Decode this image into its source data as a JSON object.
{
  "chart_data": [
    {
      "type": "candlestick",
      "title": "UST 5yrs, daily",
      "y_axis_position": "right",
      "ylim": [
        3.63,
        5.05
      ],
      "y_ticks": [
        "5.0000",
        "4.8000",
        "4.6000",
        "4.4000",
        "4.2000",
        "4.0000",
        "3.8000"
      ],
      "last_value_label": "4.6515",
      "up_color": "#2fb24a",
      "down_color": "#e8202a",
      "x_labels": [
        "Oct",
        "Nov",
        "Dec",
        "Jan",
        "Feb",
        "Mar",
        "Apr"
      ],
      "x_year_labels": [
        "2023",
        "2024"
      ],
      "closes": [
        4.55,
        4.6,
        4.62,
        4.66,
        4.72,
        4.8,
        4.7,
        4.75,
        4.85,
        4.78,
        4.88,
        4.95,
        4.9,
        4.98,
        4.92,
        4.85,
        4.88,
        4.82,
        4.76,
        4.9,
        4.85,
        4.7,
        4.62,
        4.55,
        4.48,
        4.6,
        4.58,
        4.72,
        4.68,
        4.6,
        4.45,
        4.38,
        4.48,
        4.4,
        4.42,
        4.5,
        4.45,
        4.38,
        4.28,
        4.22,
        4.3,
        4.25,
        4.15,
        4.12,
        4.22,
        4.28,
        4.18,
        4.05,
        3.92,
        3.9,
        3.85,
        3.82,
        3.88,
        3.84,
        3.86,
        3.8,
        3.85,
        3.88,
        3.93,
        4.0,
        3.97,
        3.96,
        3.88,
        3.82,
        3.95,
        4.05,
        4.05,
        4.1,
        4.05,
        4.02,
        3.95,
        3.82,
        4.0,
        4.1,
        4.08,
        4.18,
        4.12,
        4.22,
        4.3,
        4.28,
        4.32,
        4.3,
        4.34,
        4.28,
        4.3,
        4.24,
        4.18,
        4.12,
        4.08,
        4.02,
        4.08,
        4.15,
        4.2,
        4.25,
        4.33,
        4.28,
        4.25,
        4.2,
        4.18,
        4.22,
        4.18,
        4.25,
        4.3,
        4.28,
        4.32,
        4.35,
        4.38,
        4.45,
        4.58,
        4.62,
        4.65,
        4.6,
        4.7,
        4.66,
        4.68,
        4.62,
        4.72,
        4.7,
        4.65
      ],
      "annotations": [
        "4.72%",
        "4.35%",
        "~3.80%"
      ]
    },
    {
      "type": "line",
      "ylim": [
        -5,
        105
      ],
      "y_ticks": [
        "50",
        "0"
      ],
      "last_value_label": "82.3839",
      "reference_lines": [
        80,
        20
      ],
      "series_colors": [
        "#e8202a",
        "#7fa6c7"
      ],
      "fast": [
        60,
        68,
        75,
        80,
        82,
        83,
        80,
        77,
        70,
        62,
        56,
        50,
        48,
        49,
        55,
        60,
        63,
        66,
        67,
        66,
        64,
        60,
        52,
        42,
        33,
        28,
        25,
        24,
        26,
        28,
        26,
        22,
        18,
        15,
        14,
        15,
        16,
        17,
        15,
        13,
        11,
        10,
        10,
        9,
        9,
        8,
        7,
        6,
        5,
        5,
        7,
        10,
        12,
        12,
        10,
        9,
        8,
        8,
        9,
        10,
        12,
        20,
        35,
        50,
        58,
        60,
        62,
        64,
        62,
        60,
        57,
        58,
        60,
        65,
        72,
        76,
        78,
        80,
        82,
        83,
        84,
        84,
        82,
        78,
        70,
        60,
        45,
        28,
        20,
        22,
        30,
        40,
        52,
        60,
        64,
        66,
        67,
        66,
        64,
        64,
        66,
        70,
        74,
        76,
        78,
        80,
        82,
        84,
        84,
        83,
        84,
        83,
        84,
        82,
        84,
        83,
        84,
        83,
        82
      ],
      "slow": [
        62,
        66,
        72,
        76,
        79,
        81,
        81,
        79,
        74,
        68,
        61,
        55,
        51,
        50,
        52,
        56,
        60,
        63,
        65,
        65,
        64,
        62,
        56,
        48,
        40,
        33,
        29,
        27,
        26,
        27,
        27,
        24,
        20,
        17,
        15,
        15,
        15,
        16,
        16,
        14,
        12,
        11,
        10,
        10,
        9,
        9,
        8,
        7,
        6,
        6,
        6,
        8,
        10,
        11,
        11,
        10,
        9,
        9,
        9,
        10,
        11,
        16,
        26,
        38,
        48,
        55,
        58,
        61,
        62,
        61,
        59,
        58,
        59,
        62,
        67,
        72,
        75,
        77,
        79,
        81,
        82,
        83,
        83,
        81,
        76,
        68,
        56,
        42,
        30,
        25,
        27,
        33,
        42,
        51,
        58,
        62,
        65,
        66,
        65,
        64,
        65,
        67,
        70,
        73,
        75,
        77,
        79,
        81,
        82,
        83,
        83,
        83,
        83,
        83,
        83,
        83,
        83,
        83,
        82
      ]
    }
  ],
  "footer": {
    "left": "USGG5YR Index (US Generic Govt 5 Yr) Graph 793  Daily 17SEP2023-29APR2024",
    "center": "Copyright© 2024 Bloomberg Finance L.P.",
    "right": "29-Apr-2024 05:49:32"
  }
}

SHORT EXERCISE — Print every line of the records exactly. Omit nothing.

THE COMPLETED TASK —
Decode this image into its source data as a JSON object.
{
  "chart_data": [
    {
      "type": "candlestick",
      "title": "UST 5yrs, daily",
      "y_axis_position": "right",
      "ylim": [
        3.63,
        5.05
      ],
      "y_ticks": [
        "5.0000",
        "4.8000",
        "4.6000",
        "4.4000",
        "4.2000",
        "4.0000",
        "3.8000"
      ],
      "last_value_label": "4.6515",
      "up_color": "#2fb24a",
      "down_color": "#e8202a",
      "x_labels": [
        "Oct",
        "Nov",
        "Dec",
        "Jan",
        "Feb",
        "Mar",
        "Apr"
      ],
      "x_year_labels": [
        "2023",
        "2024"
      ],
      "closes": [
        4.55,
        4.6,
        4.62,
        4.66,
        4.72,
        4.8,
        4.7,
        4.75,
        4.85,
        4.78,
        4.88,
        4.95,
        4.9,
        4.98,
        4.92,
        4.85,
        4.88,
        4.82,
        4.76,
        4.9,
        4.85,
        4.7,
        4.62,
        4.55,
        4.48,
        4.6,
        4.58,
        4.72,
        4.68,
        4.6,
        4.45,
        4.38,
        4.48,
        4.4,
        4.42,
        4.5,
        4.45,
        4.38,
        4.28,
        4.22,
        4.3,
        4.25,
        4.15,
        4.12,
        4.22,
        4.28,
        4.18,
        4.05,
        3.92,
        3.9,
        3.85,
        3.82,
        3.88,
        3.84,
        3.86,
        3.8,
        3.85,
        3.88,
        3.93,
        4.0,
        3.97,
        3.96,
        3.88,
        3.82,
        3.95,
        4.05,
        4.05,
        4.1,
        4.05,
        4.02,
        3.95,
        3.82,
        4.0,
        4.1,
        4.08,
        4.18,
        4.12,
        4.22,
        4.3,
        4.28,
        4.32,
        4.3,
        4.34,
        4.28,
        4.3,
        4.24,
        4.18,
        4.12,
        4.08,
        4.02,
        4.08,
        4.15,
        4.2,
        4.25,
        4.33,
        4.28,
        4.25,
        4.2,
        4.18,
        4.22,
        4.18,
        4.25,
        4.3,
        4.28,
        4.32,
        4.35,
        4.38,
        4.45,
        4.58,
        4.62,
        4.65,
        4.6,
        4.7,
        4.66,
        4.68,
        4.62,
        4.72,
        4.7,
        4.65
      ],
      "annotations": [
        "4.72%",
        "4.35%",
        "~3.80%"
      ]
    },
    {
      "type": "line",
      "ylim": [
        -5,
        105
      ],
      "y_ticks": [
        "50",
        "0"
      ],
      "last_value_label": "82.3839",
      "reference_lines": [
        80,
        20
      ],
      "series_colors": [
        "#e8202a",
        "#7fa6c7"
      ],
      "fast": [
        60,
        68,
        75,
        80,
        82,
        83,
        80,
        77,
        70,
        62,
        56,
        50,
        48,
        49,
        55,
        60,
        63,
        66,
        67,
        66,
        64,
        60,
        52,
        42,
        33,
        28,
        25,
        24,
        26,
        28,
        26,
        22,
        18,
        15,
        14,
        15,
        16,
        17,
        15,
        13,
        11,
        10,
        10,
        9,
        9,
        8,
        7,
        6,
        5,
        5,
        7,
        10,
        12,
        12,
        10,
        9,
        8,
        8,
        9,
        10,
        12,
        20,
        35,
        50,
        58,
        60,
        62,
        64,
        62,
        60,
        57,
        58,
        60,
        65,
        72,
        76,
        78,
        80,
        82,
        83,
        84,
        84,
        82,
        78,
        70,
        60,
        45,
        28,
        20,
        22,
        30,
        40,
        52,
        60,
        64,
        66,
        67,
        66,
        64,
        64,
        66,
        70,
        74,
        76,
        78,
        80,
        82,
        84,
        84,
        83,
        84,
        83,
        84,
        82,
        84,
        83,
        84,
        83,
        82
      ],
      "slow": [
        62,
        66,
        72,
        76,
        79,
        81,
        81,
        79,
        74,
        68,
        61,
        55,
        51,
        50,
        52,
        56,
        60,
        63,
        65,
        65,
        64,
        62,
        56,
        48,
        40,
        33,
        29,
        27,
        26,
        27,
        27,
        24,
        20,
        17,
        15,
        15,
        15,
        16,
        16,
        14,
        12,
        11,
        10,
        10,
        9,
        9,
        8,
        7,
        6,
        6,
        6,
        8,
        10,
        11,
        11,
        10,
        9,
        9,
        9,
        10,
        11,
        16,
        26,
        38,
        48,
        55,
        58,
        61,
        62,
        61,
        59,
        58,
        59,
        62,
        67,
        72,
        75,
        77,
        79,
        81,
        82,
        83,
        83,
        81,
        76,
        68,
        56,
        42,
        30,
        25,
        27,
        33,
        42,
        51,
        58,
        62,
        65,
        66,
        65,
        64,
        65,
        67,
        70,
        73,
        75,
        77,
        79,
        81,
        82,
        83,
        83,
        83,
        83,
        83,
        83,
        83,
        83,
        83,
        82
      ]
    }
  ],
  "footer": {
    "left": "USGG5YR Index (US Generic Govt 5 Yr) Graph 793  Daily 17SEP2023-29APR2024",
    "center": "Copyright© 2024 Bloomberg Finance L.P.",
    "right": "29-Apr-2024 05:49:32"
  }
}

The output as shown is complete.